Problem description: Return every record below exactly as written, omitting any pictures.
## Start Material
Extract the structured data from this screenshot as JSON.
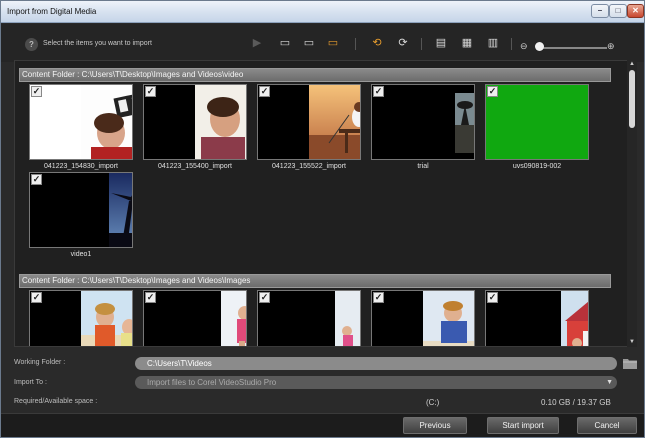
{
  "window": {
    "title": "Import from Digital Media",
    "controls": {
      "minimize": "–",
      "maximize": "□",
      "close": "✕"
    }
  },
  "toolbar": {
    "help_icon": "?",
    "instruction": "Select the items you want to import",
    "tools": [
      {
        "icon": "play-icon",
        "glyph": "▶"
      },
      {
        "icon": "select-all-icon",
        "glyph": "▭"
      },
      {
        "icon": "select-none-icon",
        "glyph": "▭"
      },
      {
        "icon": "select-checked-icon",
        "glyph": "▭"
      },
      {
        "icon": "rotate-left-icon",
        "glyph": "⟲"
      },
      {
        "icon": "rotate-right-icon",
        "glyph": "⟳"
      },
      {
        "icon": "detail-view-icon",
        "glyph": "▤"
      },
      {
        "icon": "thumbnail-view-icon",
        "glyph": "▦"
      },
      {
        "icon": "file-info-icon",
        "glyph": "▥"
      }
    ],
    "zoom_out_icon": "⊖",
    "zoom_in_icon": "⊕",
    "zoom_level": 0.05
  },
  "sections": [
    {
      "header": "Content Folder : C:\\Users\\T\\Desktop\\Images and Videos\\video",
      "items": [
        {
          "caption": "041223_154830_import",
          "checked": true
        },
        {
          "caption": "041223_155400_import",
          "checked": true
        },
        {
          "caption": "041223_155522_import",
          "checked": true
        },
        {
          "caption": "trial",
          "checked": true
        },
        {
          "caption": "uvs090819-002",
          "checked": true
        },
        {
          "caption": "video1",
          "checked": true
        }
      ]
    },
    {
      "header": "Content Folder : C:\\Users\\T\\Desktop\\Images and Videos\\Images",
      "items": [
        {
          "caption": "",
          "checked": true
        },
        {
          "caption": "",
          "checked": true
        },
        {
          "caption": "",
          "checked": true
        },
        {
          "caption": "",
          "checked": true
        },
        {
          "caption": "",
          "checked": true
        }
      ]
    }
  ],
  "check_glyph": "✓",
  "settings": {
    "working_folder_label": "Working Folder :",
    "working_folder_value": "C:\\Users\\T\\Videos",
    "import_to_label": "Import To :",
    "import_to_value": "Import files to Corel VideoStudio Pro",
    "space_label": "Required/Available space :",
    "drive": "(C:)",
    "space_value": "0.10 GB / 19.37 GB",
    "dropdown_glyph": "▼"
  },
  "buttons": {
    "previous": "Previous",
    "start_import": "Start import",
    "cancel": "Cancel"
  },
  "colors": {
    "accent_green": "#10a810",
    "folder_icon": "#9a9a9a"
  }
}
## End Material
Exercise answer:
Extract the structured data from this screenshot as JSON.
{
  "window": {
    "title": "Import from Digital Media",
    "controls": {
      "minimize": "–",
      "maximize": "□",
      "close": "✕"
    }
  },
  "toolbar": {
    "help_icon": "?",
    "instruction": "Select the items you want to import",
    "tools": [
      {
        "icon": "play-icon",
        "glyph": "▶"
      },
      {
        "icon": "select-all-icon",
        "glyph": "▭"
      },
      {
        "icon": "select-none-icon",
        "glyph": "▭"
      },
      {
        "icon": "select-checked-icon",
        "glyph": "▭"
      },
      {
        "icon": "rotate-left-icon",
        "glyph": "⟲"
      },
      {
        "icon": "rotate-right-icon",
        "glyph": "⟳"
      },
      {
        "icon": "detail-view-icon",
        "glyph": "▤"
      },
      {
        "icon": "thumbnail-view-icon",
        "glyph": "▦"
      },
      {
        "icon": "file-info-icon",
        "glyph": "▥"
      }
    ],
    "zoom_out_icon": "⊖",
    "zoom_in_icon": "⊕",
    "zoom_level": 0.05
  },
  "sections": [
    {
      "header": "Content Folder : C:\\Users\\T\\Desktop\\Images and Videos\\video",
      "items": [
        {
          "caption": "041223_154830_import",
          "checked": true
        },
        {
          "caption": "041223_155400_import",
          "checked": true
        },
        {
          "caption": "041223_155522_import",
          "checked": true
        },
        {
          "caption": "trial",
          "checked": true
        },
        {
          "caption": "uvs090819-002",
          "checked": true
        },
        {
          "caption": "video1",
          "checked": true
        }
      ]
    },
    {
      "header": "Content Folder : C:\\Users\\T\\Desktop\\Images and Videos\\Images",
      "items": [
        {
          "caption": "",
          "checked": true
        },
        {
          "caption": "",
          "checked": true
        },
        {
          "caption": "",
          "checked": true
        },
        {
          "caption": "",
          "checked": true
        },
        {
          "caption": "",
          "checked": true
        }
      ]
    }
  ],
  "check_glyph": "✓",
  "settings": {
    "working_folder_label": "Working Folder :",
    "working_folder_value": "C:\\Users\\T\\Videos",
    "import_to_label": "Import To :",
    "import_to_value": "Import files to Corel VideoStudio Pro",
    "space_label": "Required/Available space :",
    "drive": "(C:)",
    "space_value": "0.10 GB / 19.37 GB",
    "dropdown_glyph": "▼"
  },
  "buttons": {
    "previous": "Previous",
    "start_import": "Start import",
    "cancel": "Cancel"
  },
  "colors": {
    "accent_green": "#10a810",
    "folder_icon": "#9a9a9a"
  }
}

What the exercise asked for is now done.